== Text ==

Timing, Suspicion Hurts Insurers In D.C.

Washington

At this writing, Congress appears ready to enact some form of terrorism insurance legislation that the industry wont like.

The reinsurance pooling arrangement that the insurance industry developed was dismissed without even receiving a full hearing.

Instead, Congress is considering a variety of alternatives, such as a loan program and direct government payments subject to a high level of industry-wide retention, that many industry representatives say will not be enough to stimulate the market for terrorism insurance.

The question is how did this happen?

The answer, I think, is twofold–timing and suspicion.

The former is simply a matter of happenstance, and there is very little the industry can do about it.

But the latter should cause the industry to reflect on its own history over the past 20 years or so and how it presents issues to Congress and the public.

Looking first at timing, let me use a football analogy. Its not directly applicable to this situation, but it does help illustrate the point.

As any football fan knows, when an altercation occurs on the football field, more often than not the instigator gets away with it, and the player who responds to the instigation gets flagged for the penalty. “They always get the second man,” the commentators say.

In the aftermath of the Sept. 11 tragedy, the insurance industry was the “second man.” By this I mean that Congress voted in an emergency fashion on an airline bailout bill that was not fully considered.

After approving it, many members expressed regrets over their votes, believing on reflection that the bill went too far.

Insurance, unfortunately, was the next industry to go to Congress and ask for federal assistance. Not surprisingly, Congress reacted very cautiously, not wanting to repeat the mistake it believes it made with the airline bailout bill.

On the basis of this unfortunate timing, Congress was determined to give the insurance industry a rough ride, whatever the merits of the industrys position.

But at the same time, Congress expressed genuine suspicion over the claims of the industry that it needs extensive federal intervention to insure terrorism risks, and the industry has not been able to make its case effectively that dire consequences would follow a failure to act.

This suspicion holds serious consequences for the industry, particularly as some segments of the industry pursue optional federal chartering.

===
== Extracted entries ==

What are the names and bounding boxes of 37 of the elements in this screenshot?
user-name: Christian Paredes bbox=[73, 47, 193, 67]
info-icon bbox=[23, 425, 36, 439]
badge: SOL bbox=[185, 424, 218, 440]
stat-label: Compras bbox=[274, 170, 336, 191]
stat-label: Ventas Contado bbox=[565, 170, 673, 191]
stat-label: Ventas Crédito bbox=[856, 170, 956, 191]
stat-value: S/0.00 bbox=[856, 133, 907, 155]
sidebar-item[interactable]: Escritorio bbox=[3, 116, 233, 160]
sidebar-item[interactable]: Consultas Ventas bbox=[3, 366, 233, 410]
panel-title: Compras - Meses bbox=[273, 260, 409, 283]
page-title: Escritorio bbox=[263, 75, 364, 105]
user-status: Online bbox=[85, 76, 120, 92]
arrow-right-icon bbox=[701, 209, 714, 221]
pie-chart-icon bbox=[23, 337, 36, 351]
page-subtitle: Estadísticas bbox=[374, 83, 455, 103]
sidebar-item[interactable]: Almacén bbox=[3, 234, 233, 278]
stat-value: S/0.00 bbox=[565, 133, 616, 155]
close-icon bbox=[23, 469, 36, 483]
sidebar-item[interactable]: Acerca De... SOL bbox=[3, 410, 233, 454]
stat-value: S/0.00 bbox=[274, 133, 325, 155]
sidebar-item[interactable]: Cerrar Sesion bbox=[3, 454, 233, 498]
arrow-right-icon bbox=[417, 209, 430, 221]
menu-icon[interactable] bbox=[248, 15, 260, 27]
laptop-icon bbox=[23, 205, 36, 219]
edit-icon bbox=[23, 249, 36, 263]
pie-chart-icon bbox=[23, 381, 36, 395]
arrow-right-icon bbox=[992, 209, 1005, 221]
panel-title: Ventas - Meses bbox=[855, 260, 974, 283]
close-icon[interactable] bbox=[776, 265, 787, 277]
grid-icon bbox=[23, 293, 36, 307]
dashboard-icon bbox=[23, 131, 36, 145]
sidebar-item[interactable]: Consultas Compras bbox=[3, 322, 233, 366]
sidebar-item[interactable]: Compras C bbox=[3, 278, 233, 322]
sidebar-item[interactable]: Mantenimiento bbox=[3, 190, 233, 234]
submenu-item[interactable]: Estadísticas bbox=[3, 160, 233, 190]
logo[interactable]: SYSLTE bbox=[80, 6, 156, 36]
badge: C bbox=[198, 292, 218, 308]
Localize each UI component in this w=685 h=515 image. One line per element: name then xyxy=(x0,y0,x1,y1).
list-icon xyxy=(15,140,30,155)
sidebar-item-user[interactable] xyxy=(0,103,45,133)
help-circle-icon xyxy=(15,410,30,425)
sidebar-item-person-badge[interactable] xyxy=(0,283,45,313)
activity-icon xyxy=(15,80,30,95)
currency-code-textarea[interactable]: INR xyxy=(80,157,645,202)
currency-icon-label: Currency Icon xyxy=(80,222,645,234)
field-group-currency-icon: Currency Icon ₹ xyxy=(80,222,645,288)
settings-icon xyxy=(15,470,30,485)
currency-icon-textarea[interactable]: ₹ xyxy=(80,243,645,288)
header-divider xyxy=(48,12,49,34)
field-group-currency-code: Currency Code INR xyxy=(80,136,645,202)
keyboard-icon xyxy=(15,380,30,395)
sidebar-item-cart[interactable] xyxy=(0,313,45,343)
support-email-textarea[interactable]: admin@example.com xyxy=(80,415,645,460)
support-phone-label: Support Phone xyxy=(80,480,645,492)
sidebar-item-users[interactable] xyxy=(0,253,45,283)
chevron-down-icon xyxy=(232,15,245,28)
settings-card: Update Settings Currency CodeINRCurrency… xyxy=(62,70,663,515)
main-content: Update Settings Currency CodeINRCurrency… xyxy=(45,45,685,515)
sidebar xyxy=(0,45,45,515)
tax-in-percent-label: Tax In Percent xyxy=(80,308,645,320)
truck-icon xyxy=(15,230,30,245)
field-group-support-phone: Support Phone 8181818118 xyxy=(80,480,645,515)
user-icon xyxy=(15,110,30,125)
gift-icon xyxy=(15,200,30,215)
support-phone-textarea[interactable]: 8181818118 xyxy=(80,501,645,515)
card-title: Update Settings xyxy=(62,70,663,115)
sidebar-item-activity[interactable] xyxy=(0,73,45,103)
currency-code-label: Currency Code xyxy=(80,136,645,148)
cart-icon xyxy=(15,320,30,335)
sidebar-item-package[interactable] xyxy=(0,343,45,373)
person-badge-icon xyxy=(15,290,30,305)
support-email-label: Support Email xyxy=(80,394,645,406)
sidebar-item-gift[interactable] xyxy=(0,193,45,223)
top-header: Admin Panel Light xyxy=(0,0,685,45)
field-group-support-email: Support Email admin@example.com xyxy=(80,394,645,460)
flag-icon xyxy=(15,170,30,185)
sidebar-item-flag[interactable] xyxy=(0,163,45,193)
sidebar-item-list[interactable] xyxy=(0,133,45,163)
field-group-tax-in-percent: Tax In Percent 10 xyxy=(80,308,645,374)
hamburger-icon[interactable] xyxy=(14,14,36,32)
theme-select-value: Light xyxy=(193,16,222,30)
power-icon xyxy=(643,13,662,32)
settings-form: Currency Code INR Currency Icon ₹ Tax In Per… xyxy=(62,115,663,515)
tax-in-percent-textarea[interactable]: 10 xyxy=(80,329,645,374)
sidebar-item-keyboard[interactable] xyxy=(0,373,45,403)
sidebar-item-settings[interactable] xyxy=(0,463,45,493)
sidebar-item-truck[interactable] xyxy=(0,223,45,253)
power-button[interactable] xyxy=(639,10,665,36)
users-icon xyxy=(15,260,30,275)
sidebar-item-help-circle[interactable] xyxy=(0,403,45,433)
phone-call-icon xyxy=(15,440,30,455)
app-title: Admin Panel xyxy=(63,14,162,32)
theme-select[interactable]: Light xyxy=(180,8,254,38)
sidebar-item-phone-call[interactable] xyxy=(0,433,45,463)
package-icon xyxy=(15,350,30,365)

===

### Problems and tasks
1. Translate this sentence from the terrorism insurance article into Spanish: "The answer, I think, is twofold–timing and suspicion."
2. Answer these questions from the terrorism insurance article:
(a) What kind of bill did Congress vote on in an emergency fashion after the Sept. 11 tragedy?
(b) Over about how many years of its own history should the industry reflect?
(c) What are some segments of the industry pursuing?
3. Carry on with the terrorism insurance article, beginning right after its final sentence.

### Responses
1. La respuesta, creo, es doble: el momento y la sospecha.

2.
(a) An airline bailout bill.
(b) About 20 years.
(c) Optional federal chartering.

3.
Here is one line of reasoning that occurred to me. Let me present it and then invite my readers to tell me why it is wrong:

The industry claims that without federal intervention, insurance policies will exclude terrorism risks. If terrorism is excluded, lenders will refuse to extend new credit and a lot of economic activity would shut down.

But would that really happen?

Let me use another analogy that might not be fully applicable, but perhaps illustrates the point–federal crop insurance.

Its been a long time since Ive written about crop insurance, but I recall that in the early days of the crop insurance program, one of the biggest problems was convincing farmers that they had to buy it.

Many farmers made a calculation that if they suffered a major loss, they had enough political clout to force Congress to provide them with what was called “free disaster assistance.”

Thus, even without insurance, farmers continued to conduct their businesses, assuming that if a disaster struck, the federal government would be there to help.

I have to wonder whether, if Congress fails to act and terrorism becomes an excluded risk on insurance policies, lenders and other businesses will make the same calculation.

That is, they will continue to make loans and construct new buildings on the assumption that they will have the political clout to receive free disaster payments should they suffer an uninsured terrorism loss.

While there would certainly be some risk that the government would not come through, presumably, that risk would be factored into the cost of credit.

Are banks, builders and other businesses literally going to put themselves out of business if there is a terrorism exclusion, or will they find a way to muddle through?

Would Congress really allow the banking and construction industries to collapse?

And if not, is any federal government role in terrorism insurance really necessary?

These thoughts undoubtedly occurred to members of Congress and their staffs as insurance companies asked for federal assistance.

Since the federal government would pay the losses one way or the other, why should the insurance industry collect premiums at all? Whats in it for the industry?

For some reason, the industry was not able to make its case effectively that its pooling proposal was not just a scheme for the industry to collect premiums and for the government to pay losses.

Perhaps the suspicion in Congress is the result of too many past crises that were supposed to have dire consequences absent federal government involvement, but never quite did.

But whatever the reason, the industry needs to take steps to enhance its credibility, particularly if the federal government is going to assume a larger voice in insurance regulation.

Steven Brostoff is Washington Editor of National Underwriter. He can be reached at [email protected].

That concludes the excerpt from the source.